▶ **Short task**
Answer with the number of lines in the listing below that contain the word "JSON", and nothing else.

▶ **Provided data**
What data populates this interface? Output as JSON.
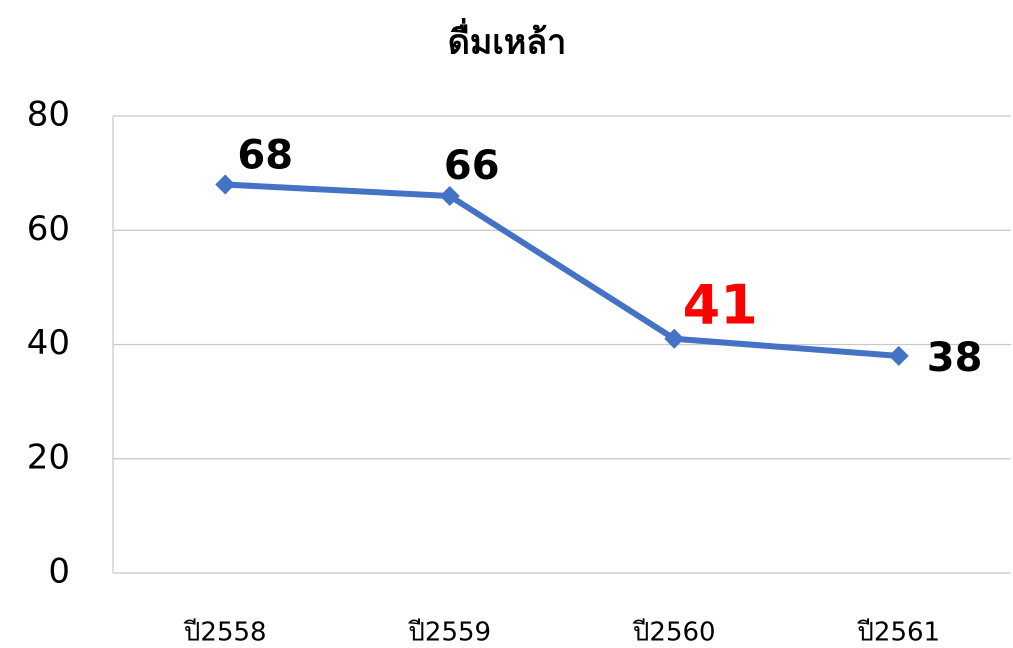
{
  "chart_data": {
    "type": "line",
    "title": "ดื่มเหล้า",
    "categories": [
      "ปี2558",
      "ปี2559",
      "ปี2560",
      "ปี2561"
    ],
    "values": [
      68,
      66,
      41,
      38
    ],
    "color": "#4472c4",
    "label_colors": [
      "#000000",
      "#000000",
      "#ff0000",
      "#000000"
    ],
    "ylim": [
      0,
      80
    ],
    "yticks": [
      0,
      20,
      40,
      60,
      80
    ],
    "grid": true
  }
}
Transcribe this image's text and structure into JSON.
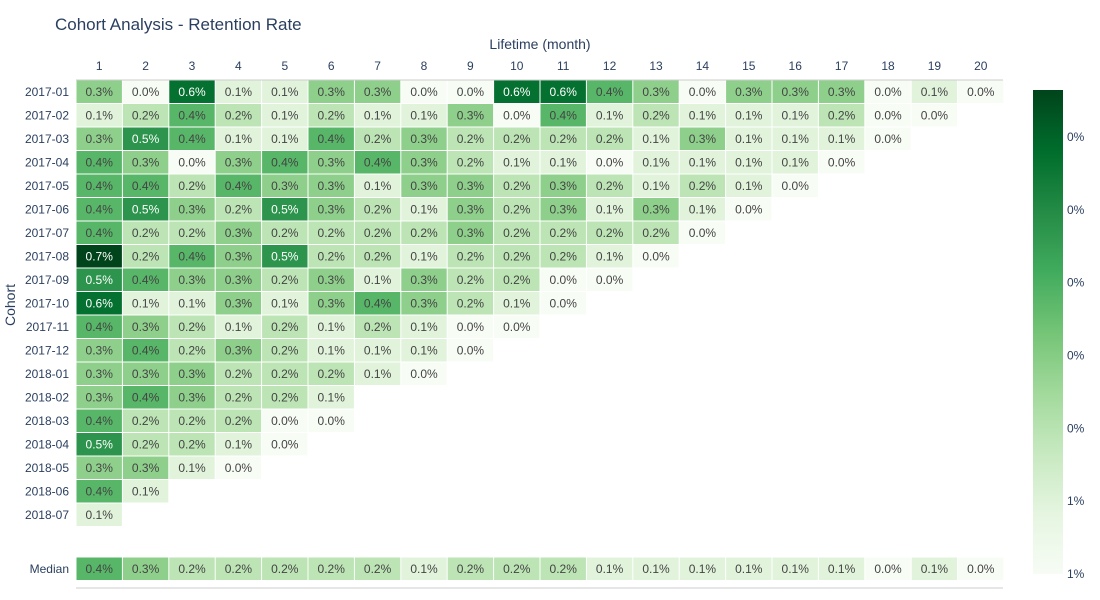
{
  "chart_data": {
    "type": "heatmap",
    "title": "Cohort Analysis - Retention Rate",
    "xlabel": "Lifetime (month)",
    "ylabel": "Cohort",
    "x": [
      "1",
      "2",
      "3",
      "4",
      "5",
      "6",
      "7",
      "8",
      "9",
      "10",
      "11",
      "12",
      "13",
      "14",
      "15",
      "16",
      "17",
      "18",
      "19",
      "20"
    ],
    "cohorts": [
      "2017-01",
      "2017-02",
      "2017-03",
      "2017-04",
      "2017-05",
      "2017-06",
      "2017-07",
      "2017-08",
      "2017-09",
      "2017-10",
      "2017-11",
      "2017-12",
      "2018-01",
      "2018-02",
      "2018-03",
      "2018-04",
      "2018-05",
      "2018-06",
      "2018-07"
    ],
    "values": [
      [
        0.3,
        0.0,
        0.6,
        0.1,
        0.1,
        0.3,
        0.3,
        0.0,
        0.0,
        0.6,
        0.6,
        0.4,
        0.3,
        0.0,
        0.3,
        0.3,
        0.3,
        0.0,
        0.1,
        0.0
      ],
      [
        0.1,
        0.2,
        0.4,
        0.2,
        0.1,
        0.2,
        0.1,
        0.1,
        0.3,
        0.0,
        0.4,
        0.1,
        0.2,
        0.1,
        0.1,
        0.1,
        0.2,
        0.0,
        0.0
      ],
      [
        0.3,
        0.5,
        0.4,
        0.1,
        0.1,
        0.4,
        0.2,
        0.3,
        0.2,
        0.2,
        0.2,
        0.2,
        0.1,
        0.3,
        0.1,
        0.1,
        0.1,
        0.0
      ],
      [
        0.4,
        0.3,
        0.0,
        0.3,
        0.4,
        0.3,
        0.4,
        0.3,
        0.2,
        0.1,
        0.1,
        0.0,
        0.1,
        0.1,
        0.1,
        0.1,
        0.0
      ],
      [
        0.4,
        0.4,
        0.2,
        0.4,
        0.3,
        0.3,
        0.1,
        0.3,
        0.3,
        0.2,
        0.3,
        0.2,
        0.1,
        0.2,
        0.1,
        0.0
      ],
      [
        0.4,
        0.5,
        0.3,
        0.2,
        0.5,
        0.3,
        0.2,
        0.1,
        0.3,
        0.2,
        0.3,
        0.1,
        0.3,
        0.1,
        0.0
      ],
      [
        0.4,
        0.2,
        0.2,
        0.3,
        0.2,
        0.2,
        0.2,
        0.2,
        0.3,
        0.2,
        0.2,
        0.2,
        0.2,
        0.0
      ],
      [
        0.7,
        0.2,
        0.4,
        0.3,
        0.5,
        0.2,
        0.2,
        0.1,
        0.2,
        0.2,
        0.2,
        0.1,
        0.0
      ],
      [
        0.5,
        0.4,
        0.3,
        0.3,
        0.2,
        0.3,
        0.1,
        0.3,
        0.2,
        0.2,
        0.0,
        0.0
      ],
      [
        0.6,
        0.1,
        0.1,
        0.3,
        0.1,
        0.3,
        0.4,
        0.3,
        0.2,
        0.1,
        0.0
      ],
      [
        0.4,
        0.3,
        0.2,
        0.1,
        0.2,
        0.1,
        0.2,
        0.1,
        0.0,
        0.0
      ],
      [
        0.3,
        0.4,
        0.2,
        0.3,
        0.2,
        0.1,
        0.1,
        0.1,
        0.0
      ],
      [
        0.3,
        0.3,
        0.3,
        0.2,
        0.2,
        0.2,
        0.1,
        0.0
      ],
      [
        0.3,
        0.4,
        0.3,
        0.2,
        0.2,
        0.1
      ],
      [
        0.4,
        0.2,
        0.2,
        0.2,
        0.0,
        0.0
      ],
      [
        0.5,
        0.2,
        0.2,
        0.1,
        0.0
      ],
      [
        0.3,
        0.3,
        0.1,
        0.0
      ],
      [
        0.4,
        0.1
      ],
      [
        0.1
      ]
    ],
    "median_label": "Median",
    "median": [
      0.4,
      0.3,
      0.2,
      0.2,
      0.2,
      0.2,
      0.2,
      0.1,
      0.2,
      0.2,
      0.2,
      0.1,
      0.1,
      0.1,
      0.1,
      0.1,
      0.1,
      0.0,
      0.1,
      0.0
    ],
    "value_suffix": "%",
    "colorscale": [
      "#f7fcf5",
      "#e5f5e0",
      "#c7e9c0",
      "#a1d99b",
      "#74c476",
      "#41ab5d",
      "#238b45",
      "#006d2c",
      "#00441b"
    ],
    "zmin": 0.0,
    "zmax": 0.7,
    "colorbar_ticks": [
      "1%",
      "1%",
      "0%",
      "0%",
      "0%",
      "0%",
      "0%"
    ],
    "grid": false
  }
}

▶ **Solution to this exercise**
2